- [Task to carry out]:
In the records below, find each line containing the word "القتال" and copy it.

- [Data supplied]:
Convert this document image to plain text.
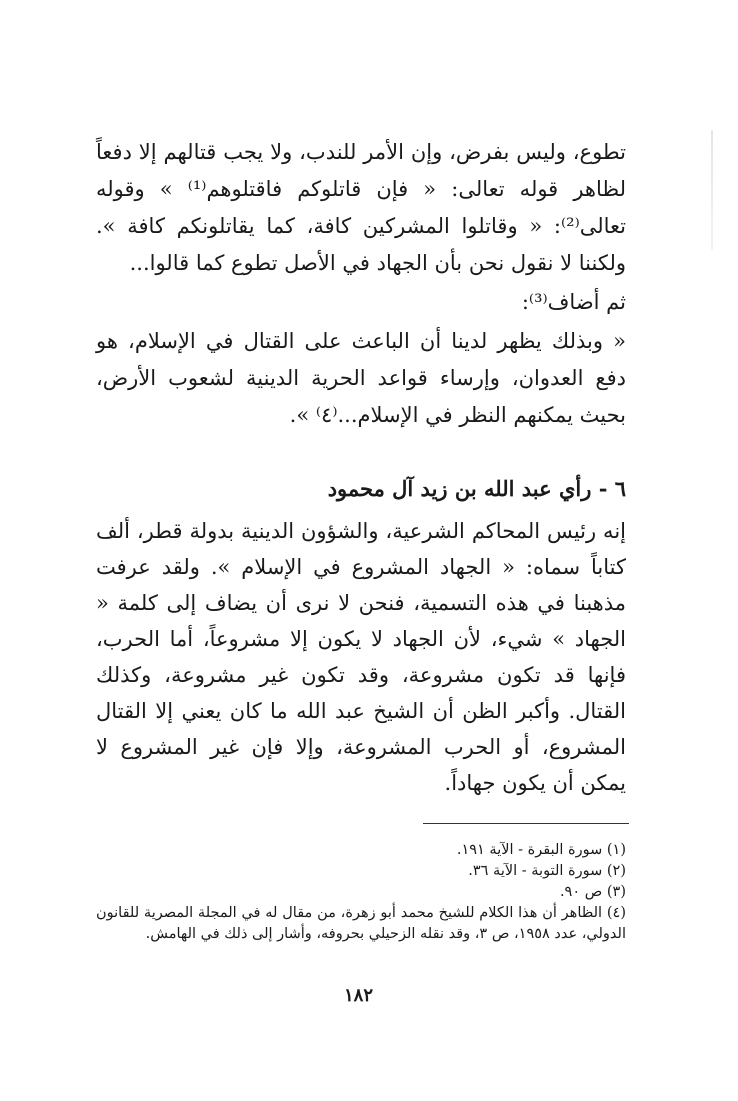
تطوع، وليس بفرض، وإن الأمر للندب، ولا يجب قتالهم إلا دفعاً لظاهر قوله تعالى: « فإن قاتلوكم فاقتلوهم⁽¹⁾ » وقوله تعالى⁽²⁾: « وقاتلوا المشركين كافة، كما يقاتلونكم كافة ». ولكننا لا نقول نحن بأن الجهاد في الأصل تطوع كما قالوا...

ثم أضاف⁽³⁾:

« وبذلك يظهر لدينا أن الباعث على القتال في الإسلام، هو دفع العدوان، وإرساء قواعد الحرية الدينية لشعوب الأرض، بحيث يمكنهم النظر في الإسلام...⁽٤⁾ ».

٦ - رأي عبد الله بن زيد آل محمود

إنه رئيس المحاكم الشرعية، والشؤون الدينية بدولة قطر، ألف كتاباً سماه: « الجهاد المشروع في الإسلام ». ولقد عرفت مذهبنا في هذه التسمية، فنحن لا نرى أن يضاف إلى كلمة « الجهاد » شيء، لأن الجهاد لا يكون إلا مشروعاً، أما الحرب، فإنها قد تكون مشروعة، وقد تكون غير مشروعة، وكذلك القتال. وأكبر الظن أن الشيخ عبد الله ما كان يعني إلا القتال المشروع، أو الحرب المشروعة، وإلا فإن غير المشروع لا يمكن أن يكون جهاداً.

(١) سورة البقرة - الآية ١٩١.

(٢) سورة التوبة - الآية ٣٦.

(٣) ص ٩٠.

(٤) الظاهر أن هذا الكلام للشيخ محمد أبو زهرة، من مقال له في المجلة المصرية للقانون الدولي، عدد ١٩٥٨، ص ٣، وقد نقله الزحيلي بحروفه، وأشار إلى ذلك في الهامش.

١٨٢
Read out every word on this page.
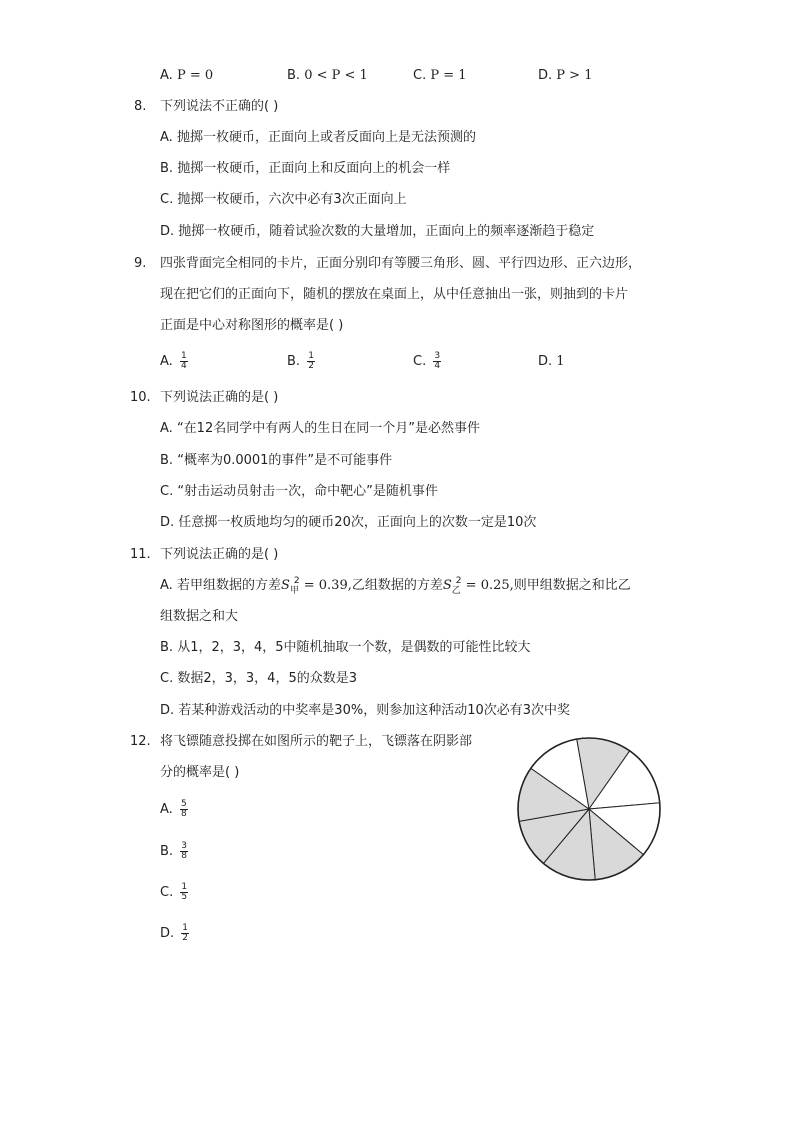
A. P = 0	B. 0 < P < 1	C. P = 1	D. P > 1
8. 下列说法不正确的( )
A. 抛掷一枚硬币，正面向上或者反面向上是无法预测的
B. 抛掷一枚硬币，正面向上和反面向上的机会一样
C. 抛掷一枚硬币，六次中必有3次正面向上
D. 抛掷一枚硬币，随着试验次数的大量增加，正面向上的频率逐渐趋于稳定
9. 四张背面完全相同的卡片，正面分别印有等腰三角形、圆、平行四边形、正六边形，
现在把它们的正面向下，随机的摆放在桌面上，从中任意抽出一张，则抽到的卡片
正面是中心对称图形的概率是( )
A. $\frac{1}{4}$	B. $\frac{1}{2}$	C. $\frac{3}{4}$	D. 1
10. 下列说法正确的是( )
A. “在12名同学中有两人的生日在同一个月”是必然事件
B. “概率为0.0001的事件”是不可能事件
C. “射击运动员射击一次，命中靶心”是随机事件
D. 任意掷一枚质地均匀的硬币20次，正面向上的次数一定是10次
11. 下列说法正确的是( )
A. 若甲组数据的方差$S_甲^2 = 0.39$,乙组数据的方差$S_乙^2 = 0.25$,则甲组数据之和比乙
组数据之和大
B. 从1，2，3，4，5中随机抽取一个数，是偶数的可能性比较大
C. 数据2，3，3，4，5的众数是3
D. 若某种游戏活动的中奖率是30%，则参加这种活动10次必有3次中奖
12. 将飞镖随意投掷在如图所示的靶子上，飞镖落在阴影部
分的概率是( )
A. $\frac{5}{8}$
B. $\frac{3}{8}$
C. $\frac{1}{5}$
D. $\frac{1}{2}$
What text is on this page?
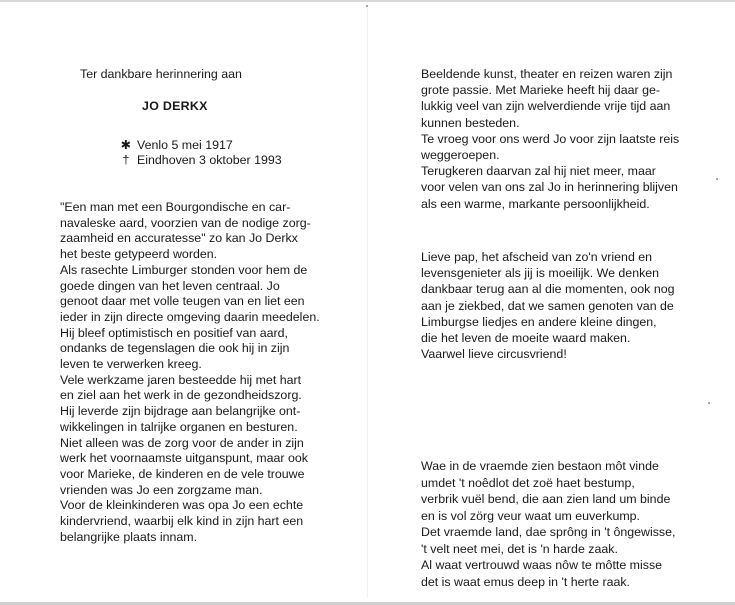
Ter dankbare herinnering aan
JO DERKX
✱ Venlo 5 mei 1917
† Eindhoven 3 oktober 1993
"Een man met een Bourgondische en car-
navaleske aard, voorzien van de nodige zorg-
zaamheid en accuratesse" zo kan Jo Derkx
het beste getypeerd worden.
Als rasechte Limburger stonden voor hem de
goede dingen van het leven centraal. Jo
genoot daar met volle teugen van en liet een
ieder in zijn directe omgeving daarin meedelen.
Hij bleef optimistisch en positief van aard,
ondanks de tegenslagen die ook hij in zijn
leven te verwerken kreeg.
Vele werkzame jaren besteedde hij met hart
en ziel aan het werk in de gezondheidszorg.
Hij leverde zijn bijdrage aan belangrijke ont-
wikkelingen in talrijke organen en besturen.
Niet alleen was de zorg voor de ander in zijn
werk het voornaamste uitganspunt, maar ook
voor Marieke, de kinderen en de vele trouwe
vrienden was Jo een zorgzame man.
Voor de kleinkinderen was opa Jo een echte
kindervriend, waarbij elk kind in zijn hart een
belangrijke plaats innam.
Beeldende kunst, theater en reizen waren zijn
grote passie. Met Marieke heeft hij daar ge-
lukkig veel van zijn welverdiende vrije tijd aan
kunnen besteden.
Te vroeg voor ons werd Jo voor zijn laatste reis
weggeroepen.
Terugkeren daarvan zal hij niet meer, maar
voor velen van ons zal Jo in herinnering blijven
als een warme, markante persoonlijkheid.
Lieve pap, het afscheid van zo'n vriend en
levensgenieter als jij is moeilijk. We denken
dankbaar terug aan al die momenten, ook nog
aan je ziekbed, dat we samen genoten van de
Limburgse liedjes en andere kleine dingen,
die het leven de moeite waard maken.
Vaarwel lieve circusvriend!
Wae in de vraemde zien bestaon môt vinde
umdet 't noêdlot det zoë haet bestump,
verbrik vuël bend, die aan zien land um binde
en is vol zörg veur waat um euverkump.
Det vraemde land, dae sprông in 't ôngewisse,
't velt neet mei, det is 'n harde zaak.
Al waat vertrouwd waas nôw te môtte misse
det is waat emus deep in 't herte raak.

--

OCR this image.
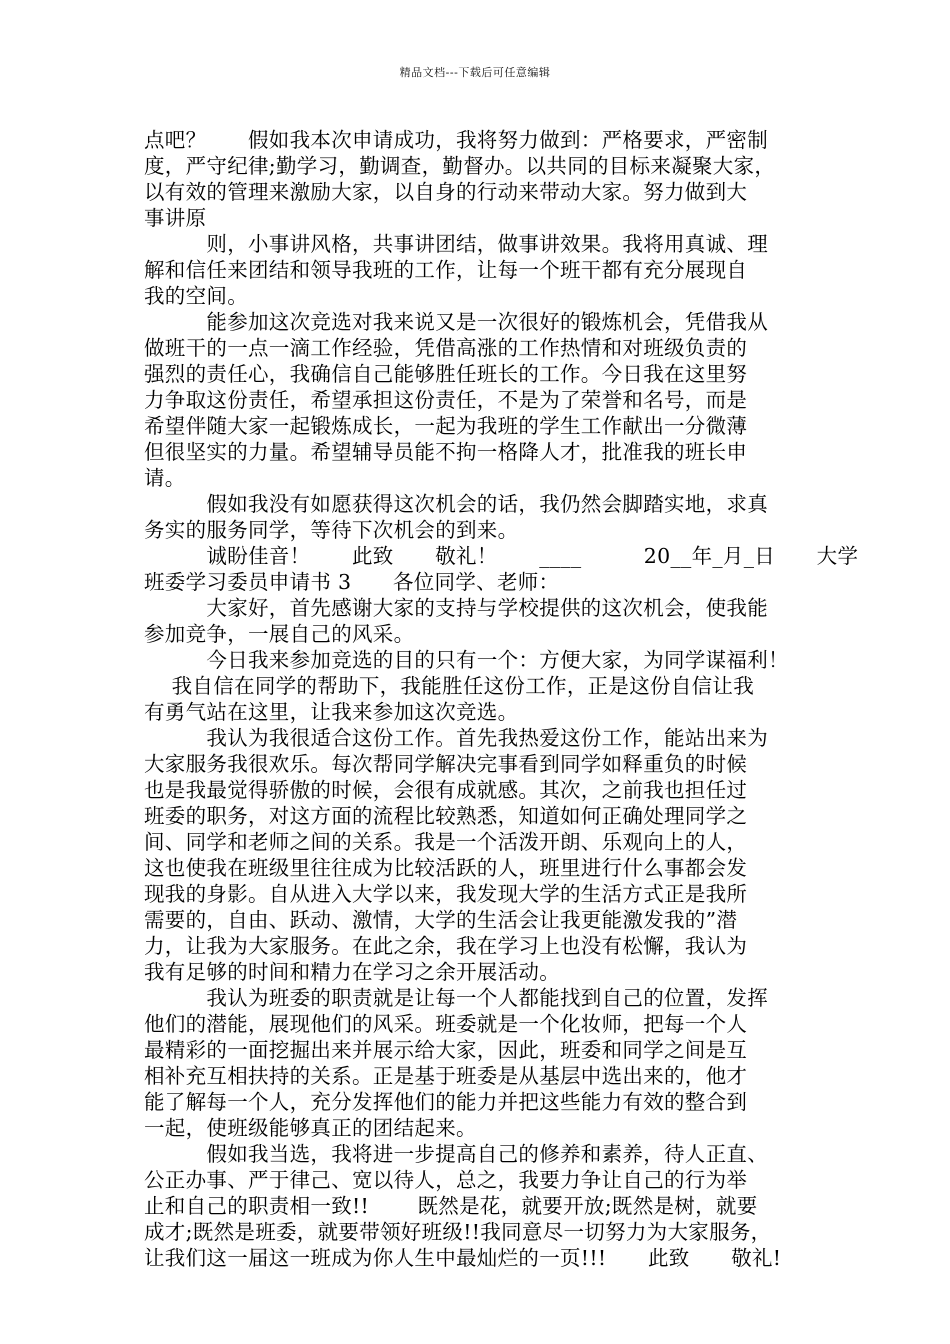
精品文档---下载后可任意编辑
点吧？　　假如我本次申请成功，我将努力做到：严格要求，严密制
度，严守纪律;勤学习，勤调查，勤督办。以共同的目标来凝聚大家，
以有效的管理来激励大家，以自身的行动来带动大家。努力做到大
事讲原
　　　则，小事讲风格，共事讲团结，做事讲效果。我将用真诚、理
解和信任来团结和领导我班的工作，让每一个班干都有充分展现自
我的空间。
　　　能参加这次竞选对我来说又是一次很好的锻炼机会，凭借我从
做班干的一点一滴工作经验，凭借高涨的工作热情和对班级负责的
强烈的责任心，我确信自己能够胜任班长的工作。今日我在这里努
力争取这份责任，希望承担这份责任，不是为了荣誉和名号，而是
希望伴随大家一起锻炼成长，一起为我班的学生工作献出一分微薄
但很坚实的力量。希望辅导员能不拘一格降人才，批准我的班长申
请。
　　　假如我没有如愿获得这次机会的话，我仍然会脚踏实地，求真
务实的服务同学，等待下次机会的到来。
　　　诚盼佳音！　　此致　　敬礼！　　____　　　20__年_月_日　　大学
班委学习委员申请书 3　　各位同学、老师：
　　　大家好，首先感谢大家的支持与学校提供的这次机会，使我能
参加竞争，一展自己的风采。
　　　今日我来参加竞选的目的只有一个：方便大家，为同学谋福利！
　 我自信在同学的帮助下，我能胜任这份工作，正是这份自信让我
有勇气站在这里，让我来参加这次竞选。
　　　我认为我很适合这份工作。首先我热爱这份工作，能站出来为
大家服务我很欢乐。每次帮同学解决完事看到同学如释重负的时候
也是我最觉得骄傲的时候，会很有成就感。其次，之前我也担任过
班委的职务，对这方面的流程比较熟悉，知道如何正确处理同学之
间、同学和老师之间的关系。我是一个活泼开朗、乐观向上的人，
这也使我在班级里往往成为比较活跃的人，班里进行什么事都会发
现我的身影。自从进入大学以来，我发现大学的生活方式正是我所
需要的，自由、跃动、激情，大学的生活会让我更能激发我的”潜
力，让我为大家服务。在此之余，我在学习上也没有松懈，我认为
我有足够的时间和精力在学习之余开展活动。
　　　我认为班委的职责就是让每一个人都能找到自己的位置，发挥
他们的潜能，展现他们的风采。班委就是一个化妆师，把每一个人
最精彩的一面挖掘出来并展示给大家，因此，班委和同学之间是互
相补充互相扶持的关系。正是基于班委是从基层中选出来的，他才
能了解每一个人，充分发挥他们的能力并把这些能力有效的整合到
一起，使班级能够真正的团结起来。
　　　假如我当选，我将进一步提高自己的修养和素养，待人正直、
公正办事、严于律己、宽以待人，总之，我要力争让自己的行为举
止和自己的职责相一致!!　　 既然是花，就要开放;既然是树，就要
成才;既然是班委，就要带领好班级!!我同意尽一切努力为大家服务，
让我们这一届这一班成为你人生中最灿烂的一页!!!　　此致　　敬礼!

- [Task output]:
« وبذلك يظهر لدينا أن الباعث على القتال في الإسلام، هو دفع العدوان، وإرساء قواعد الحرية الدينية لشعوب الأرض، بحيث يمكنهم النظر في الإسلام...⁽٤⁾ ».
إنه رئيس المحاكم الشرعية، والشؤون الدينية بدولة قطر، ألف كتاباً سماه: « الجهاد المشروع في الإسلام ». ولقد عرفت مذهبنا في هذه التسمية، فنحن لا نرى أن يضاف إلى كلمة « الجهاد » شيء، لأن الجهاد لا يكون إلا مشروعاً، أما الحرب، فإنها قد تكون مشروعة، وقد تكون غير مشروعة، وكذلك القتال. وأكبر الظن أن الشيخ عبد الله ما كان يعني إلا القتال المشروع، أو الحرب المشروعة، وإلا فإن غير المشروع لا يمكن أن يكون جهاداً.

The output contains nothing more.